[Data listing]
=======
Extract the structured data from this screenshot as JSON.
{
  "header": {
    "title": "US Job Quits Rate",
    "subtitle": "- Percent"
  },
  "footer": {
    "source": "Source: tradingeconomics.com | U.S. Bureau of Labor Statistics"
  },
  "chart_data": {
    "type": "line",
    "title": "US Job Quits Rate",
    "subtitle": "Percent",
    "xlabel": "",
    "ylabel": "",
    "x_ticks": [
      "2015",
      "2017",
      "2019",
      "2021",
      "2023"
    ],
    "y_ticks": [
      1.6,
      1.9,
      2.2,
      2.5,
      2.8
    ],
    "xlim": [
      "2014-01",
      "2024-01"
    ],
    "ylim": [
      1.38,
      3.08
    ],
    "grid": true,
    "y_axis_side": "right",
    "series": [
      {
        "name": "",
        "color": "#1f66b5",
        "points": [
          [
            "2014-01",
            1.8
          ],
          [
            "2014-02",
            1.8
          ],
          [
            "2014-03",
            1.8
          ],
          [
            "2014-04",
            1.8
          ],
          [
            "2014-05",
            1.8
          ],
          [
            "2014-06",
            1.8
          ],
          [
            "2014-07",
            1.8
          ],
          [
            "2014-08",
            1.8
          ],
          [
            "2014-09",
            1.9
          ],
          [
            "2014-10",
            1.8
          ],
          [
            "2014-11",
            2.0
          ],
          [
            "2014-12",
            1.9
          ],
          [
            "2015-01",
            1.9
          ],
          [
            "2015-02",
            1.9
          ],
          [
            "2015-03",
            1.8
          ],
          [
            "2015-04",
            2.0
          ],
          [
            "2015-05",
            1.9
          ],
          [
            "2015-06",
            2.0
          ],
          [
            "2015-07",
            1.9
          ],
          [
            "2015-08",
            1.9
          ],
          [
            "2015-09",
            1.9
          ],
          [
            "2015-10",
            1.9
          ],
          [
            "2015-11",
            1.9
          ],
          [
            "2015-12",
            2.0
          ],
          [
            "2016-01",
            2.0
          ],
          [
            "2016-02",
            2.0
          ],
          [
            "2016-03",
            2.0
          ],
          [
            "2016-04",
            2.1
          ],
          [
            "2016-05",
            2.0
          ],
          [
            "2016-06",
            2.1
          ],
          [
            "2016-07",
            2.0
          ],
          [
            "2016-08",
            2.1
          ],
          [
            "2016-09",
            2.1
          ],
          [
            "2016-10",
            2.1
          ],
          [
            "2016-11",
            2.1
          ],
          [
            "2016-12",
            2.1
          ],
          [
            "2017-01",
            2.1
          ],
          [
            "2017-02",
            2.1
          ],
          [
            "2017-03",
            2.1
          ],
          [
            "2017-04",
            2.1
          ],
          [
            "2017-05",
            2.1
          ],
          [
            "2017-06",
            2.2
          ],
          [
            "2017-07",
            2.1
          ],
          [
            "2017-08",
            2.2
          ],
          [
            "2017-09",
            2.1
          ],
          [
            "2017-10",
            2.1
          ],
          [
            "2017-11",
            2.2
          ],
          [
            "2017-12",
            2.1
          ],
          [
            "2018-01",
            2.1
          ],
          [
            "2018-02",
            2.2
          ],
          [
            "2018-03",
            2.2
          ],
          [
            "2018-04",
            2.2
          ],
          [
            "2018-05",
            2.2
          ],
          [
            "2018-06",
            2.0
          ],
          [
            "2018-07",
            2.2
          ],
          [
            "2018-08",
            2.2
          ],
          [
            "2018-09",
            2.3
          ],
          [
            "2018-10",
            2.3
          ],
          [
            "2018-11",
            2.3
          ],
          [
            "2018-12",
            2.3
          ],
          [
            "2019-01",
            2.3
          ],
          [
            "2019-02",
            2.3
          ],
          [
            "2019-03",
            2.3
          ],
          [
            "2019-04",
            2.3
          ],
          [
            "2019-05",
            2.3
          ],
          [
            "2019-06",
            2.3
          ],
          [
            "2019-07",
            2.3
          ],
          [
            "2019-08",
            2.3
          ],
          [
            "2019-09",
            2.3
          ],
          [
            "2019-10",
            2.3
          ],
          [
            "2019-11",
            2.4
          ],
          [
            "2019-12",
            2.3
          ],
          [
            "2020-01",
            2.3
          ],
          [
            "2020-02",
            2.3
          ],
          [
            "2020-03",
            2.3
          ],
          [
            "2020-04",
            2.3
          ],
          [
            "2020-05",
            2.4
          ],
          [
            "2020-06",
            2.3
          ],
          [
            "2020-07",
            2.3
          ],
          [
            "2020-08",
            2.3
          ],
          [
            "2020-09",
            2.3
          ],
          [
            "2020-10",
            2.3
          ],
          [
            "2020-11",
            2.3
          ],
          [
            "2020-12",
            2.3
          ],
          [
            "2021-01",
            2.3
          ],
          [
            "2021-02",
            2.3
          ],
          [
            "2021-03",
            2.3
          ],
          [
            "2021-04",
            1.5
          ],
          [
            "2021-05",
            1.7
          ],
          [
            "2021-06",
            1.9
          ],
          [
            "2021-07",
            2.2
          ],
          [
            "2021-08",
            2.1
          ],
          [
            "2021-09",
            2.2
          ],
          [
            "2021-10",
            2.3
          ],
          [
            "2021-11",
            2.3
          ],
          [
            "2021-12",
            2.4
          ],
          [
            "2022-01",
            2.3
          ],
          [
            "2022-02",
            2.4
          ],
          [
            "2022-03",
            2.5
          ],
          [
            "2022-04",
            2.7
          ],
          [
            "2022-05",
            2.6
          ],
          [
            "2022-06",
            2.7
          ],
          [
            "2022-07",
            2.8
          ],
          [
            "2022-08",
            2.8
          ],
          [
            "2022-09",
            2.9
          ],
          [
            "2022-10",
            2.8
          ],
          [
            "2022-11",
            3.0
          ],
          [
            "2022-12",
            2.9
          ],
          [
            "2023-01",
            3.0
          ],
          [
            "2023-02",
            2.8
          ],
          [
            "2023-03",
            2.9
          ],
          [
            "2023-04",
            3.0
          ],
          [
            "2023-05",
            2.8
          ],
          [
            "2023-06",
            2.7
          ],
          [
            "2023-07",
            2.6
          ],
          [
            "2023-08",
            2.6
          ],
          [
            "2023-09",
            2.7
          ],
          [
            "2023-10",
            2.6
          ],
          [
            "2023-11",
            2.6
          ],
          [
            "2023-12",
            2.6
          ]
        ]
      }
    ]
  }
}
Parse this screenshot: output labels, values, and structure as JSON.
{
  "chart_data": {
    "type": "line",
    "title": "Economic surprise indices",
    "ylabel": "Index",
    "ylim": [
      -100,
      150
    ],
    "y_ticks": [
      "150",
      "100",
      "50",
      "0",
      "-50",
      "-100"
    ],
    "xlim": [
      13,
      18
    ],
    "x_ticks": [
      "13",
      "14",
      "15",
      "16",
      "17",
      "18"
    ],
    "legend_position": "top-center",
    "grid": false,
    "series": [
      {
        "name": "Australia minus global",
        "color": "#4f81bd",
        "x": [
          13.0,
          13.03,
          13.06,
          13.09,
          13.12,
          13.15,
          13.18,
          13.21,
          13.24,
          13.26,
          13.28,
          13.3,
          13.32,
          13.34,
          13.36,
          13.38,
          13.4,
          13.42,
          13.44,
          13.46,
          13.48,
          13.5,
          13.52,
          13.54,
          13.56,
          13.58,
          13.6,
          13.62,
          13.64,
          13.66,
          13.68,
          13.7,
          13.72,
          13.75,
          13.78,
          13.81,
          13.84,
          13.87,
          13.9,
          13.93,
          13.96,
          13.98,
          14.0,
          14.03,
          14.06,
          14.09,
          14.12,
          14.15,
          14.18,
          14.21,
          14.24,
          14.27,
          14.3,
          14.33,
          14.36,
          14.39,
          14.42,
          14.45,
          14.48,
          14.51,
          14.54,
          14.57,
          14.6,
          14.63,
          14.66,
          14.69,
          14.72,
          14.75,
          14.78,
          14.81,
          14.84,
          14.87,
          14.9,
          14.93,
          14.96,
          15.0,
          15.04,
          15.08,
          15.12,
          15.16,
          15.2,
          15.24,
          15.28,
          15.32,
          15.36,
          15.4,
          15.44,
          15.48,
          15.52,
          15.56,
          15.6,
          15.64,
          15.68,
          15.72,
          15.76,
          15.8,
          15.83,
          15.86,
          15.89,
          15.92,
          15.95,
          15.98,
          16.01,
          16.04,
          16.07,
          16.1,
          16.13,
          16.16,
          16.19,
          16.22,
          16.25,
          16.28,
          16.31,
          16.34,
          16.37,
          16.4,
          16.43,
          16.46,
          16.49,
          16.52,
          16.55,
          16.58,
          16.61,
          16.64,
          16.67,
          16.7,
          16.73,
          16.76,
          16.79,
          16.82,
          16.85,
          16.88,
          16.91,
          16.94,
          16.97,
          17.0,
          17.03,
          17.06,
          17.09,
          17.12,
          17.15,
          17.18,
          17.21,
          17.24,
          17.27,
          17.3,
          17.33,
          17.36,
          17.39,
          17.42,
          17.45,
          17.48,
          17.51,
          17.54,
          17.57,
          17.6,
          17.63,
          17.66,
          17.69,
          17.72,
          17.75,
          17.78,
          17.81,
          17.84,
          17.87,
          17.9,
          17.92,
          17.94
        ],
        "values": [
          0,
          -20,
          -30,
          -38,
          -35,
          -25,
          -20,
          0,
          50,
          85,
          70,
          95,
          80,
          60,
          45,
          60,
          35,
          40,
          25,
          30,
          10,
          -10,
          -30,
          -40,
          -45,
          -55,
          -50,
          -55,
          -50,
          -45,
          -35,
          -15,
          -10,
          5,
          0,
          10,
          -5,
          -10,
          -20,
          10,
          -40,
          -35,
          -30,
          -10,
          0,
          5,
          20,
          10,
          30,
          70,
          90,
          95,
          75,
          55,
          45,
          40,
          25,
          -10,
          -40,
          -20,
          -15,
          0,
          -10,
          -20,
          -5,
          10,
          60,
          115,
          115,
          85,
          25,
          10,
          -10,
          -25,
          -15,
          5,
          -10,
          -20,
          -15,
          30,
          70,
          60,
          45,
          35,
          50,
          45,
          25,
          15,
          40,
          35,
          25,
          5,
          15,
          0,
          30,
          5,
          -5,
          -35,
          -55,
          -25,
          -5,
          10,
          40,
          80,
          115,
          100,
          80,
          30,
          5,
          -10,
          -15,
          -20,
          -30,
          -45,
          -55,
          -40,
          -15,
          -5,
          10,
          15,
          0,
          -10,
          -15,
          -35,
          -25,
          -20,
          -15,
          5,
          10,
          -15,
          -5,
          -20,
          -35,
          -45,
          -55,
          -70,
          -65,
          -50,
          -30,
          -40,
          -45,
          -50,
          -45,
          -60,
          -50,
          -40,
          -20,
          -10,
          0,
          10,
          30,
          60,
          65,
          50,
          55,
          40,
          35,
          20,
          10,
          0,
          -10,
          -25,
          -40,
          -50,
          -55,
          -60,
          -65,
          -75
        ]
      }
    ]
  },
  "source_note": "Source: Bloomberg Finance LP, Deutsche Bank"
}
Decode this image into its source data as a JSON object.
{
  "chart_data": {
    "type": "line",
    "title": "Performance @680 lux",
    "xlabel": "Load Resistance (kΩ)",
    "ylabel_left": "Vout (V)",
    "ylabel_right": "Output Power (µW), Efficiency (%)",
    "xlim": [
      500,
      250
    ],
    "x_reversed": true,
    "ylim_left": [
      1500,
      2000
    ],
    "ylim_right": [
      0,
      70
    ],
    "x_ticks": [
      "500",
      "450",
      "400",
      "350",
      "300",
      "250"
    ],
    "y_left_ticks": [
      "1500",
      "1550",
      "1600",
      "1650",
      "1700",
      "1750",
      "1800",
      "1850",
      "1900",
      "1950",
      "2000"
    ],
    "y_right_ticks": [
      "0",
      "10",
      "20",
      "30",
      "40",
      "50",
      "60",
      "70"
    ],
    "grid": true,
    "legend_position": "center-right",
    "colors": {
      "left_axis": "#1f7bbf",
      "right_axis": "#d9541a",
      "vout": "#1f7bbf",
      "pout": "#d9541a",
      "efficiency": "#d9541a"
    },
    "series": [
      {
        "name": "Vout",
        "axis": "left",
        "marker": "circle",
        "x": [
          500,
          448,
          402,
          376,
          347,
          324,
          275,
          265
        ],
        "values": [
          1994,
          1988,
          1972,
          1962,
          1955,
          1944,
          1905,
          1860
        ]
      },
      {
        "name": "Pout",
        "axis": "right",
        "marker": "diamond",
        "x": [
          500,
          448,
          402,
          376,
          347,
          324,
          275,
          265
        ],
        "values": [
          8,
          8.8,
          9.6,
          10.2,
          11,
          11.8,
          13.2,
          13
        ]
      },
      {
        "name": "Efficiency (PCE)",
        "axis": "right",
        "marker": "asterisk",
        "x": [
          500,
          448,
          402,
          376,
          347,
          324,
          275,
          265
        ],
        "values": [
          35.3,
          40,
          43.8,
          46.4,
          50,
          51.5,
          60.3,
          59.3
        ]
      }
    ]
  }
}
=======
# EXERCISE REQUIREMENTS
Show all lines from the data above in which the word "this" appears.

# SOLUTION TO THE EXERCISE
Extract the structured data from this screenshot as JSON.
Parse this screenshot: output labels, values, and structure as JSON.
Decode this image into its source data as a JSON object.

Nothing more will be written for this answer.